- **THE RECORDS**:
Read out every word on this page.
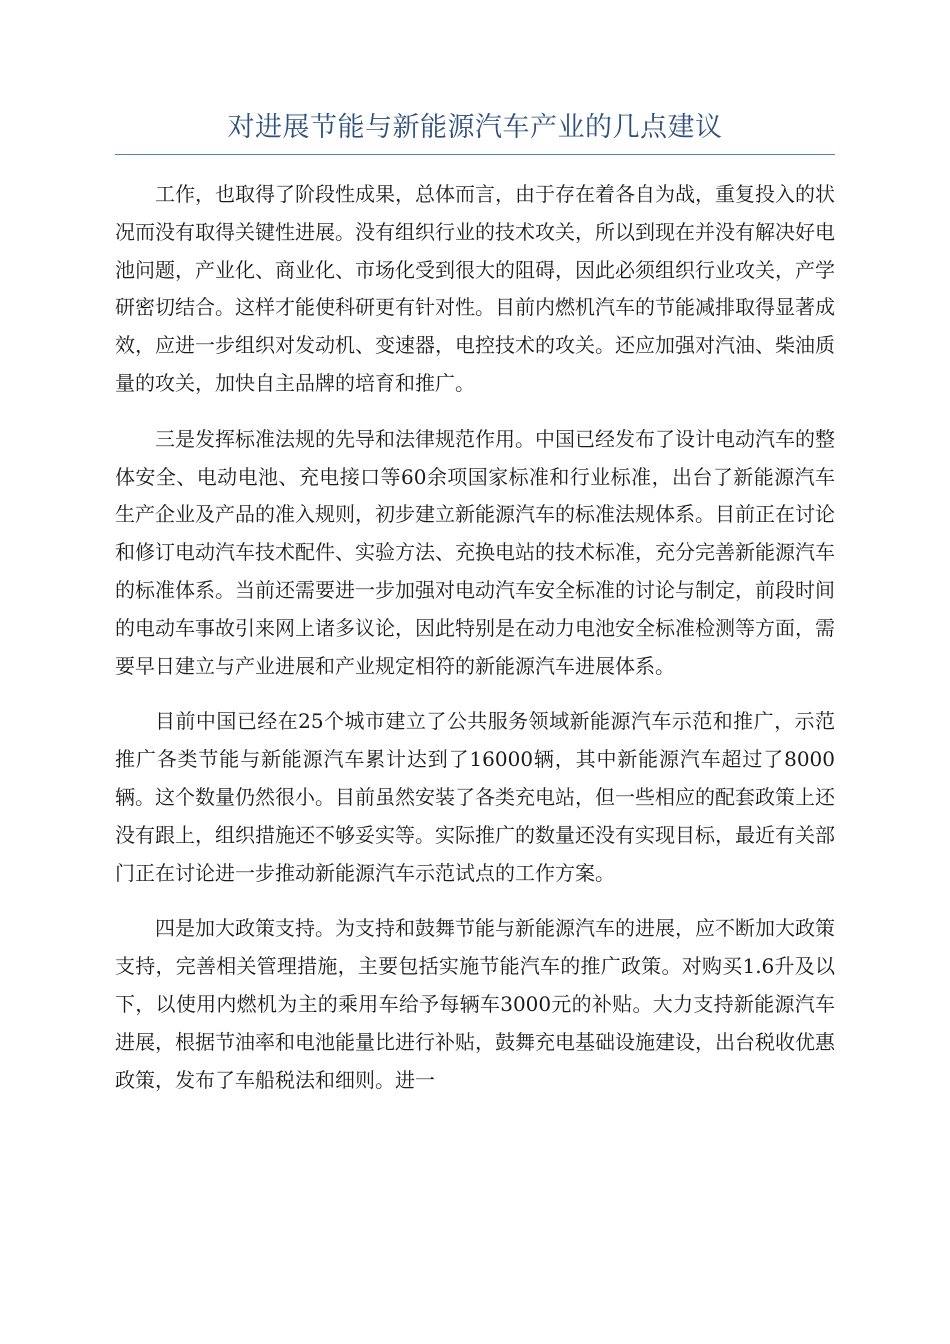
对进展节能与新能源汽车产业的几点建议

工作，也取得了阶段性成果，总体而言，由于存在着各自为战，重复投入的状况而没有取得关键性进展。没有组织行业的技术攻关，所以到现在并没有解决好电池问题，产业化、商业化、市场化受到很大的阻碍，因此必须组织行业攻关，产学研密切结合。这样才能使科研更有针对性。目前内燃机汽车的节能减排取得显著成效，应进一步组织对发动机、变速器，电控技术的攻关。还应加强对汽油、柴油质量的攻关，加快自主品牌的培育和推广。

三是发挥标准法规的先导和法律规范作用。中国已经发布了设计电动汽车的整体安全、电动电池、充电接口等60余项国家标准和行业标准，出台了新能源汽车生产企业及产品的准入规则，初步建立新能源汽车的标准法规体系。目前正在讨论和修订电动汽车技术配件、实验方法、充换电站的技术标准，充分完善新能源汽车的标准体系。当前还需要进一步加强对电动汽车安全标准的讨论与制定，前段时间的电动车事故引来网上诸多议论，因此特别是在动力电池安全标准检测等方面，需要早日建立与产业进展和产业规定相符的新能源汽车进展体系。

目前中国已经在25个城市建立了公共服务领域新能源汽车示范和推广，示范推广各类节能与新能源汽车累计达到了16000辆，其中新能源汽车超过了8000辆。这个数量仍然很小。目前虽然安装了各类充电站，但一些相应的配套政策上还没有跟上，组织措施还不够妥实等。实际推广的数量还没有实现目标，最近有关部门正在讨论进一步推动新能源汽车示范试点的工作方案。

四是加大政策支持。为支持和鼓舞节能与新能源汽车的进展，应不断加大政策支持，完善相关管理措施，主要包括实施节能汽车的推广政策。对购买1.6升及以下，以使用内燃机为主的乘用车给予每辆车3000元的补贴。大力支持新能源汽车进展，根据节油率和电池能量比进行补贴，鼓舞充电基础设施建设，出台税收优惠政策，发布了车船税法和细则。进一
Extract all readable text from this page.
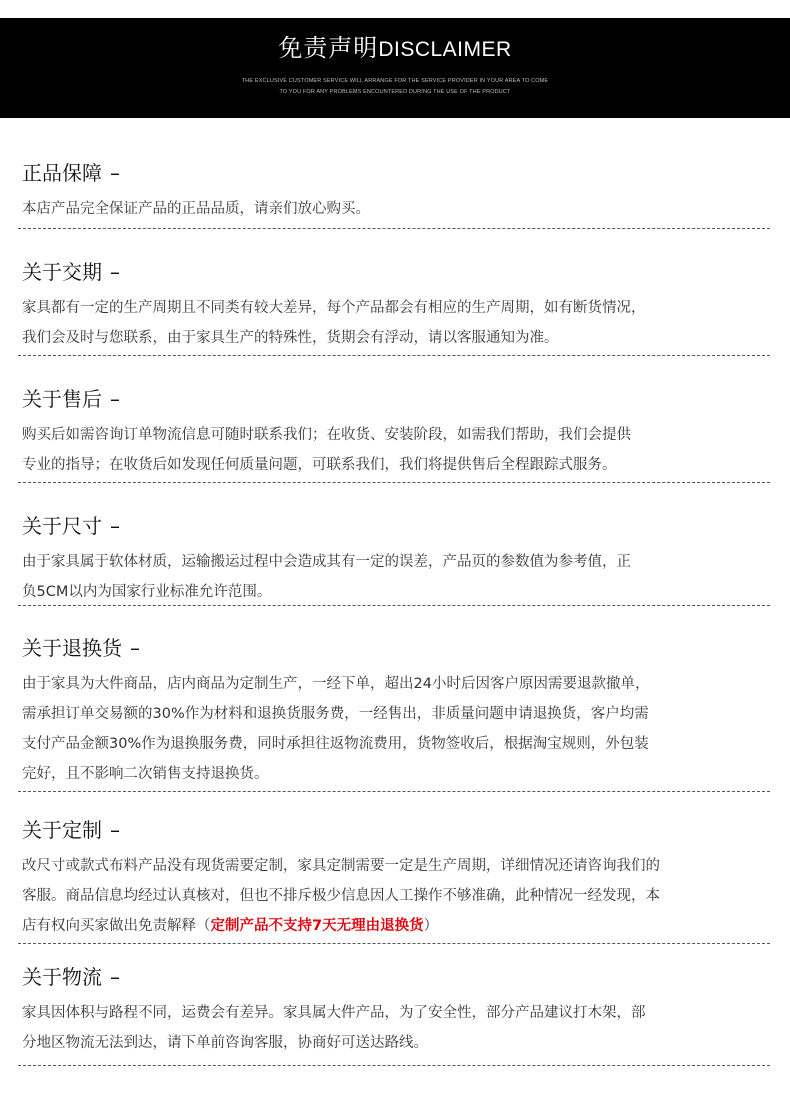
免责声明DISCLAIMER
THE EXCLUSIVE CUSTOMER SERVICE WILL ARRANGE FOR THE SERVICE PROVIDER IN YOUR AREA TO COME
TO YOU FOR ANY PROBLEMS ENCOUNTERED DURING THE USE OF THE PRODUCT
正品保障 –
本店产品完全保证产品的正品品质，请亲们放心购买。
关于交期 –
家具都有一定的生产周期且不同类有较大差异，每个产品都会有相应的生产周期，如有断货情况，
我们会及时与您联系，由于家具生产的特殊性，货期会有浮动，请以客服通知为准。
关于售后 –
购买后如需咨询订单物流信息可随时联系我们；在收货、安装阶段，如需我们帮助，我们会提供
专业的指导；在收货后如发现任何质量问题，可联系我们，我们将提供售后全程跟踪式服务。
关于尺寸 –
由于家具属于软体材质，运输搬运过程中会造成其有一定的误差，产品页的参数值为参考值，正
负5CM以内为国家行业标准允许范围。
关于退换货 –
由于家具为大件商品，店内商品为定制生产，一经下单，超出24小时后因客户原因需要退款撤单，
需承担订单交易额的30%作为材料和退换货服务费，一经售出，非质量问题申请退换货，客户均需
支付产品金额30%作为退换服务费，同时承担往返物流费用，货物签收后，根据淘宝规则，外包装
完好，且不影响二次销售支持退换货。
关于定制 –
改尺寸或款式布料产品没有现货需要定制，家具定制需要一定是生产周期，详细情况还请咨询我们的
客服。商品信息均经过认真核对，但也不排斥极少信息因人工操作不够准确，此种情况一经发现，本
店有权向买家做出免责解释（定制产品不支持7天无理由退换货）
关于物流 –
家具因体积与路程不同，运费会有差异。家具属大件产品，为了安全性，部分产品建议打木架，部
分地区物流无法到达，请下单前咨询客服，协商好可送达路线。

- **INSTRUCTIONS TO FOLLOW**: Can you quote exactly, and only, the lines from the one containing "Extract all readable text from this page." through the last line of the records above, keeping both ends and leaving out any pictures?

- **WRITTEN RESPONSE**:
Extract all readable text from this page.
免责声明DISCLAIMER
THE EXCLUSIVE CUSTOMER SERVICE WILL ARRANGE FOR THE SERVICE PROVIDER IN YOUR AREA TO COME
TO YOU FOR ANY PROBLEMS ENCOUNTERED DURING THE USE OF THE PRODUCT
正品保障 –
本店产品完全保证产品的正品品质，请亲们放心购买。
关于交期 –
家具都有一定的生产周期且不同类有较大差异，每个产品都会有相应的生产周期，如有断货情况，
我们会及时与您联系，由于家具生产的特殊性，货期会有浮动，请以客服通知为准。
关于售后 –
购买后如需咨询订单物流信息可随时联系我们；在收货、安装阶段，如需我们帮助，我们会提供
专业的指导；在收货后如发现任何质量问题，可联系我们，我们将提供售后全程跟踪式服务。
关于尺寸 –
由于家具属于软体材质，运输搬运过程中会造成其有一定的误差，产品页的参数值为参考值，正
负5CM以内为国家行业标准允许范围。
关于退换货 –
由于家具为大件商品，店内商品为定制生产，一经下单，超出24小时后因客户原因需要退款撤单，
需承担订单交易额的30%作为材料和退换货服务费，一经售出，非质量问题申请退换货，客户均需
支付产品金额30%作为退换服务费，同时承担往返物流费用，货物签收后，根据淘宝规则，外包装
完好，且不影响二次销售支持退换货。
关于定制 –
改尺寸或款式布料产品没有现货需要定制，家具定制需要一定是生产周期，详细情况还请咨询我们的
客服。商品信息均经过认真核对，但也不排斥极少信息因人工操作不够准确，此种情况一经发现，本
店有权向买家做出免责解释（定制产品不支持7天无理由退换货）
关于物流 –
家具因体积与路程不同，运费会有差异。家具属大件产品，为了安全性，部分产品建议打木架，部
分地区物流无法到达，请下单前咨询客服，协商好可送达路线。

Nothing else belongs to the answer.